Try it =>
In the entries that follow, how many lines contain "recovered"? Please reply with only the number.

------------------------------------------------------------

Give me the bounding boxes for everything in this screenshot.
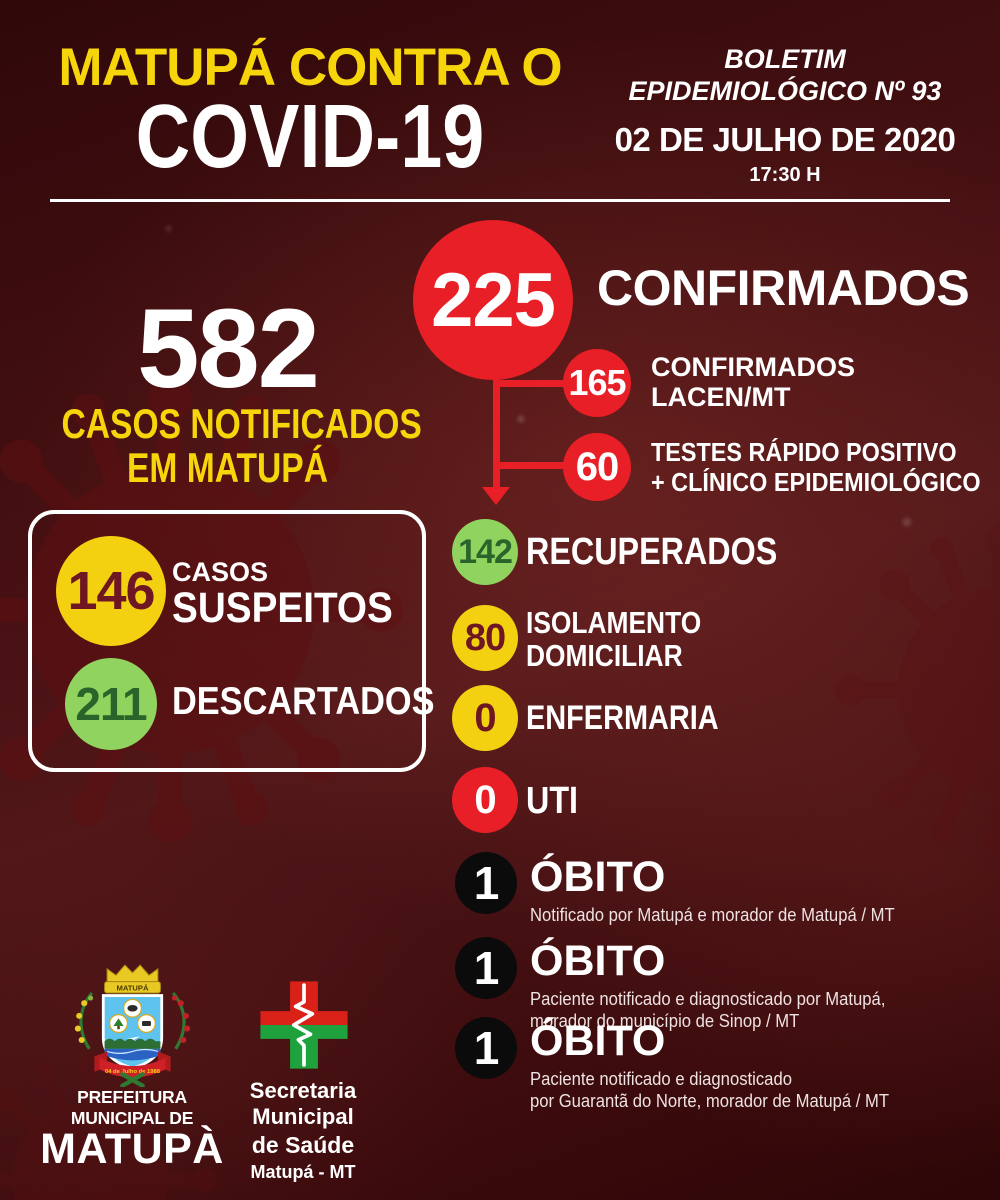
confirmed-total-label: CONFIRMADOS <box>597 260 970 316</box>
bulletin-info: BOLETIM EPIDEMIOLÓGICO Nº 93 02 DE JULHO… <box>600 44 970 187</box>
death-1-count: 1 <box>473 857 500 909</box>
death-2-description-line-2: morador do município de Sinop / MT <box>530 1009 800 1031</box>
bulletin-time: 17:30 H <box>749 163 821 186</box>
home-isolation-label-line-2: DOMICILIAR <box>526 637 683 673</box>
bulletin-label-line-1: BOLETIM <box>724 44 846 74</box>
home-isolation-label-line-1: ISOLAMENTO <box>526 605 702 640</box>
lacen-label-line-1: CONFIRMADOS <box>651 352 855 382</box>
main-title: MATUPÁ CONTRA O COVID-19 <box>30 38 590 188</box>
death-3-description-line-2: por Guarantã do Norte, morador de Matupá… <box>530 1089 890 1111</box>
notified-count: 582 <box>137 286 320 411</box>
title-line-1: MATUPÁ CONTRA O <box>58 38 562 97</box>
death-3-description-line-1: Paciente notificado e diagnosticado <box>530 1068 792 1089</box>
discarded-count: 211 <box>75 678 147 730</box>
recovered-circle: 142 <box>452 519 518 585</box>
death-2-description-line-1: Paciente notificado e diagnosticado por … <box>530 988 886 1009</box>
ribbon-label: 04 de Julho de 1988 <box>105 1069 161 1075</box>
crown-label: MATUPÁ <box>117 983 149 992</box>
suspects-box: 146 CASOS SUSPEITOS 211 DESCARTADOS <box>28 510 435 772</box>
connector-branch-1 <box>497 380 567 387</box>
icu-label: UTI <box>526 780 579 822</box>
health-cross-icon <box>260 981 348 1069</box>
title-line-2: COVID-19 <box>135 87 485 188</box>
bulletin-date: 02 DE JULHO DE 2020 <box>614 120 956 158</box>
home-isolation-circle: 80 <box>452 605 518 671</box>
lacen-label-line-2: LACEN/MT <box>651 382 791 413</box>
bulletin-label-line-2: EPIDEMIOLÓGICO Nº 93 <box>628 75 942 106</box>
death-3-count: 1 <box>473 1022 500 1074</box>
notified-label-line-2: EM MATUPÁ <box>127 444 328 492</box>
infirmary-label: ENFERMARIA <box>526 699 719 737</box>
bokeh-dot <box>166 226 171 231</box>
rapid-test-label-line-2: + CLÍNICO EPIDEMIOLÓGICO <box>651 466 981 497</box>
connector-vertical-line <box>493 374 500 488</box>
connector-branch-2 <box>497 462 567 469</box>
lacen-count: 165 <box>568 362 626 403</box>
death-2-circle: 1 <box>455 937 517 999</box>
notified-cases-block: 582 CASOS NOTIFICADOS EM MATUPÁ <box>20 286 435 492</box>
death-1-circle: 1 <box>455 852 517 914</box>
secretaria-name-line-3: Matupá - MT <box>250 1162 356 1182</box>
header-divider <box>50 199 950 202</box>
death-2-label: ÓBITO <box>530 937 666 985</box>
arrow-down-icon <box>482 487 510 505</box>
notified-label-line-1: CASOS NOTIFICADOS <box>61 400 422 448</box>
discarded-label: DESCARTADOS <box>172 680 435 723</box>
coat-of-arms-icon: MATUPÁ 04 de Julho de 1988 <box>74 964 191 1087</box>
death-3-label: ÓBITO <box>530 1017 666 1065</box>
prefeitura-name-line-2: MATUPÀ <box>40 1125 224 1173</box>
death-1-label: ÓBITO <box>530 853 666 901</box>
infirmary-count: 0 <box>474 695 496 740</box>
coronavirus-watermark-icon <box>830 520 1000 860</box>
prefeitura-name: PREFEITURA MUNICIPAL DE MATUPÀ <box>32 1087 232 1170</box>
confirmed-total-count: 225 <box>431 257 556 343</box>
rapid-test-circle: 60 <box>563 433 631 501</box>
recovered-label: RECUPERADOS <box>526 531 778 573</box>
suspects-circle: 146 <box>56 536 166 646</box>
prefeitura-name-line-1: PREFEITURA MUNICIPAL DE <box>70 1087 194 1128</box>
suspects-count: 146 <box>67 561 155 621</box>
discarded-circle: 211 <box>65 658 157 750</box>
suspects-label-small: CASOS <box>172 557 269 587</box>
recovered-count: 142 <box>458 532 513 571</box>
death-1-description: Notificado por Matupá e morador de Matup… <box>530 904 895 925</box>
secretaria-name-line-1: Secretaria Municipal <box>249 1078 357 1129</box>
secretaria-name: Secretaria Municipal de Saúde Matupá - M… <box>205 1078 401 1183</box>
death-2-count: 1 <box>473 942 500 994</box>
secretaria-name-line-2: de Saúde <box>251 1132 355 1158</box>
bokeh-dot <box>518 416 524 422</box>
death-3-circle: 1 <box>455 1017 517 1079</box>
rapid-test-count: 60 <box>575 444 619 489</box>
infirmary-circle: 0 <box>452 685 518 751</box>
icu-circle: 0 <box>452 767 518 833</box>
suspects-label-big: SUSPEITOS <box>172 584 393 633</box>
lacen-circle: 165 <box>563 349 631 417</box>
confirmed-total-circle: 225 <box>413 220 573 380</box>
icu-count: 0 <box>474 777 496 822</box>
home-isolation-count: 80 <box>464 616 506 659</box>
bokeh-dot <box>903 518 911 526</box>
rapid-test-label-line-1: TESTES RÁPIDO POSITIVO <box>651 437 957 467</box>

------------------------------------------------------------

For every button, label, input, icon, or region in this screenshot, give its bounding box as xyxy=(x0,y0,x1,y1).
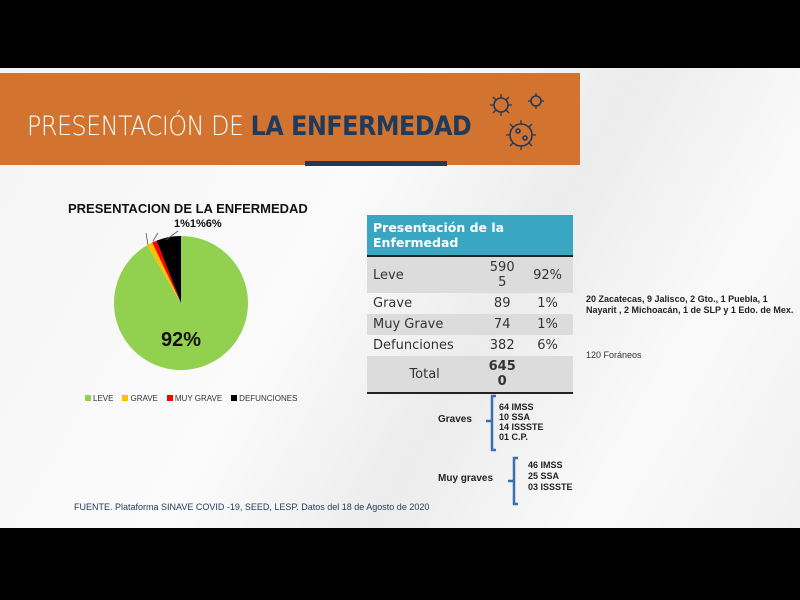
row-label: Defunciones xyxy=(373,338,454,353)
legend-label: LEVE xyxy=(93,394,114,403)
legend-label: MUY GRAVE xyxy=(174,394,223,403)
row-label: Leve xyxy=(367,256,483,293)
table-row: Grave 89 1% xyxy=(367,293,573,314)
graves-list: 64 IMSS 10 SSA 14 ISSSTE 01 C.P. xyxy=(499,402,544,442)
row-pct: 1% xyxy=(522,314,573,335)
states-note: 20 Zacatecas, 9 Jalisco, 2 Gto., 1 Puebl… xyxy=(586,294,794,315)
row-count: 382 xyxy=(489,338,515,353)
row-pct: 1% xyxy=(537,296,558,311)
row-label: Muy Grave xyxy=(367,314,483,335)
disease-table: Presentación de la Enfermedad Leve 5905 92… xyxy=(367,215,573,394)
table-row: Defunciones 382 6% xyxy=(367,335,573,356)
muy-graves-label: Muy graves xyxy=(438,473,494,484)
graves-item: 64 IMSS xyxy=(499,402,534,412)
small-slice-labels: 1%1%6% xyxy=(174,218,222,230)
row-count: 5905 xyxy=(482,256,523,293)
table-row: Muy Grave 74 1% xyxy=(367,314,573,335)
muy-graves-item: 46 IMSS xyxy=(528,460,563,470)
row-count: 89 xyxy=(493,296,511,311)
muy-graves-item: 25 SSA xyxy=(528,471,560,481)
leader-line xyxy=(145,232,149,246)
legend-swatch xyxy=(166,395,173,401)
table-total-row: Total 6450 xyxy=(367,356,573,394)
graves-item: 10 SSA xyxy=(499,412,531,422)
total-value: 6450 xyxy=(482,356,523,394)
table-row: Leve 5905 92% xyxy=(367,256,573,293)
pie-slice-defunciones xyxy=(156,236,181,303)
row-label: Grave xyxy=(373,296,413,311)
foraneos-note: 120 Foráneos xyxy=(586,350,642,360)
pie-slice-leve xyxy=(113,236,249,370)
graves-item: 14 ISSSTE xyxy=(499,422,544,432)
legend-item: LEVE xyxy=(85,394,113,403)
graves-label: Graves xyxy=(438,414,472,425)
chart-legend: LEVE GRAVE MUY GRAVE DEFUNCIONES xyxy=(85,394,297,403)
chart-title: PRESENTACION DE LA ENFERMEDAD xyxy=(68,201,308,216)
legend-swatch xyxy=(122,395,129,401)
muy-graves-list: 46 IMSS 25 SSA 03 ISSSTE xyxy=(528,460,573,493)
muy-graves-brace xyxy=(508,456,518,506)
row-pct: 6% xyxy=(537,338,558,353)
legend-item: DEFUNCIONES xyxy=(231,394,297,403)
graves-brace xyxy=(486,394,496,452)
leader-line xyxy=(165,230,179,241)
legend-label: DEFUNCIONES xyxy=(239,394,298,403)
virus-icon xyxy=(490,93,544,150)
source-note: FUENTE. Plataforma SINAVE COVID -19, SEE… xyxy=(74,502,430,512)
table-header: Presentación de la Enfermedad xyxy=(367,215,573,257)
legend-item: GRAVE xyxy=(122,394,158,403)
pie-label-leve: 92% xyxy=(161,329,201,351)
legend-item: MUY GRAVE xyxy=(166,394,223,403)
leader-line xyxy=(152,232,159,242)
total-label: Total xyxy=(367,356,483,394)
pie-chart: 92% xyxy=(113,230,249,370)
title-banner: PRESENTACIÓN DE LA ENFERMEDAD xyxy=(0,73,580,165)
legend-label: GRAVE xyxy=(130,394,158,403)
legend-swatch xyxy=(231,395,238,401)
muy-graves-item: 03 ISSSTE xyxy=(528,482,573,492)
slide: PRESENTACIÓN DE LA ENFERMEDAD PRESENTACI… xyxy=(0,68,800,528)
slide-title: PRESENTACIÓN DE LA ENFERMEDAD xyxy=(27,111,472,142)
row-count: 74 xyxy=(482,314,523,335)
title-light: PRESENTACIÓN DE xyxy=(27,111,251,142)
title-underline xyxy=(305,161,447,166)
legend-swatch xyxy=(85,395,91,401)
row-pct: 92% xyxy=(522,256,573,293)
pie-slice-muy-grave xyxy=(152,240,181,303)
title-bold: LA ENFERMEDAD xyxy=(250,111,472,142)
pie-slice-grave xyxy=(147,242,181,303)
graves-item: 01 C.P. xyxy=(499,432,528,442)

------------------------------------------------------------

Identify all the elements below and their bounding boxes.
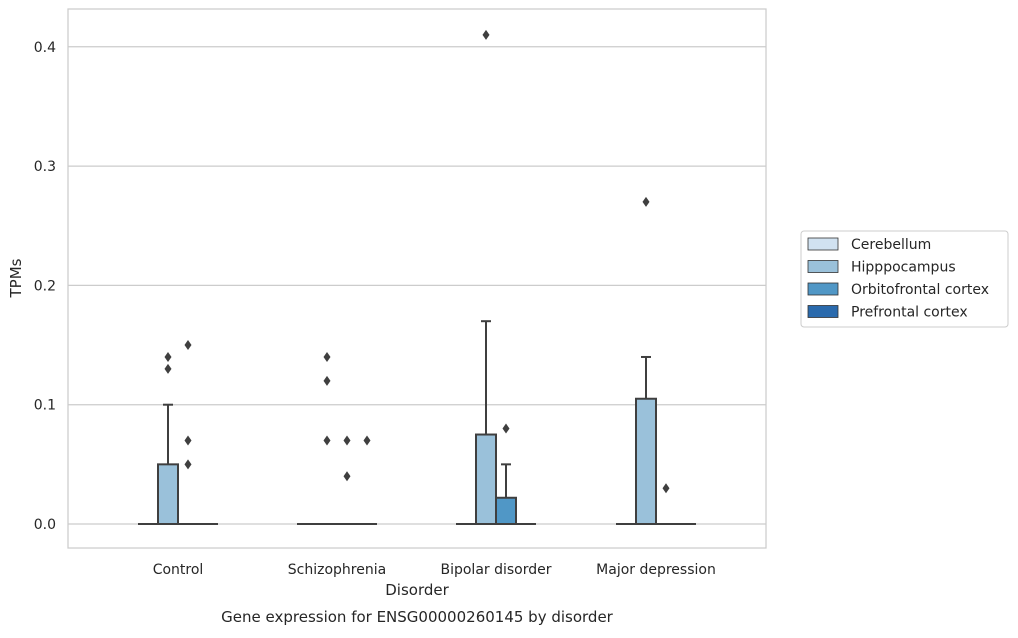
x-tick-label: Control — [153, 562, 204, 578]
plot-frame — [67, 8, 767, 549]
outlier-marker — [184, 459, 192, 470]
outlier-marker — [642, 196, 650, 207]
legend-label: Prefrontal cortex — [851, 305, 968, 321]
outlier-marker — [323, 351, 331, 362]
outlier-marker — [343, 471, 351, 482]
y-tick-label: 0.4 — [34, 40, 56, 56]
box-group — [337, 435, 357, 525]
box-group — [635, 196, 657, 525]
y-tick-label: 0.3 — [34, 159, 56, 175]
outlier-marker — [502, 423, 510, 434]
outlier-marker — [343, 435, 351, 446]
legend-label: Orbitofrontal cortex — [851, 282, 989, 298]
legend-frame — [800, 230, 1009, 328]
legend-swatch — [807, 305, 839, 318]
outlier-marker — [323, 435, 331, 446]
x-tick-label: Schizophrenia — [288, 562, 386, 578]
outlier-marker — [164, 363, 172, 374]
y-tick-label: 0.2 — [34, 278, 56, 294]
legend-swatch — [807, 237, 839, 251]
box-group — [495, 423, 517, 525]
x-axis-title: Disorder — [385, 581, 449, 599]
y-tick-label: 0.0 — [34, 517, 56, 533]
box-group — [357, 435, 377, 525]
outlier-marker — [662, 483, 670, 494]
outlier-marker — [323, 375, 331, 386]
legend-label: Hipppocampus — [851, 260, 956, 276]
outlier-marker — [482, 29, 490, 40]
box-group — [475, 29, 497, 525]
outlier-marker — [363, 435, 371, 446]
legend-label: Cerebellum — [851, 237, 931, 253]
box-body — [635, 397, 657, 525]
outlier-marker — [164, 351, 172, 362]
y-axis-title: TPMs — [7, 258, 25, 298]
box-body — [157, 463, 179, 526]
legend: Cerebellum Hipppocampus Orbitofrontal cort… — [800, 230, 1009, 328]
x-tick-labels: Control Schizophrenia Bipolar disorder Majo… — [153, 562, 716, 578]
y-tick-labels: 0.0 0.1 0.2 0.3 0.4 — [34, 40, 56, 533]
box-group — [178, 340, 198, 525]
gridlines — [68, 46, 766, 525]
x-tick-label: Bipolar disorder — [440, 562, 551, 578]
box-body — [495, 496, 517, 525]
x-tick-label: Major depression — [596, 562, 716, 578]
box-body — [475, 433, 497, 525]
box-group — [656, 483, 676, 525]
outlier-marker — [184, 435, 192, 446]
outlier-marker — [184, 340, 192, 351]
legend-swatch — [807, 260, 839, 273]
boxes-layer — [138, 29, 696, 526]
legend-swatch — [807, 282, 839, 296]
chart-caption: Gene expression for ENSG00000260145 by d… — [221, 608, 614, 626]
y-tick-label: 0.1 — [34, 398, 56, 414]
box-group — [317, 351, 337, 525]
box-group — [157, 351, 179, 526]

------------------------------------------------------------

Your response =>
3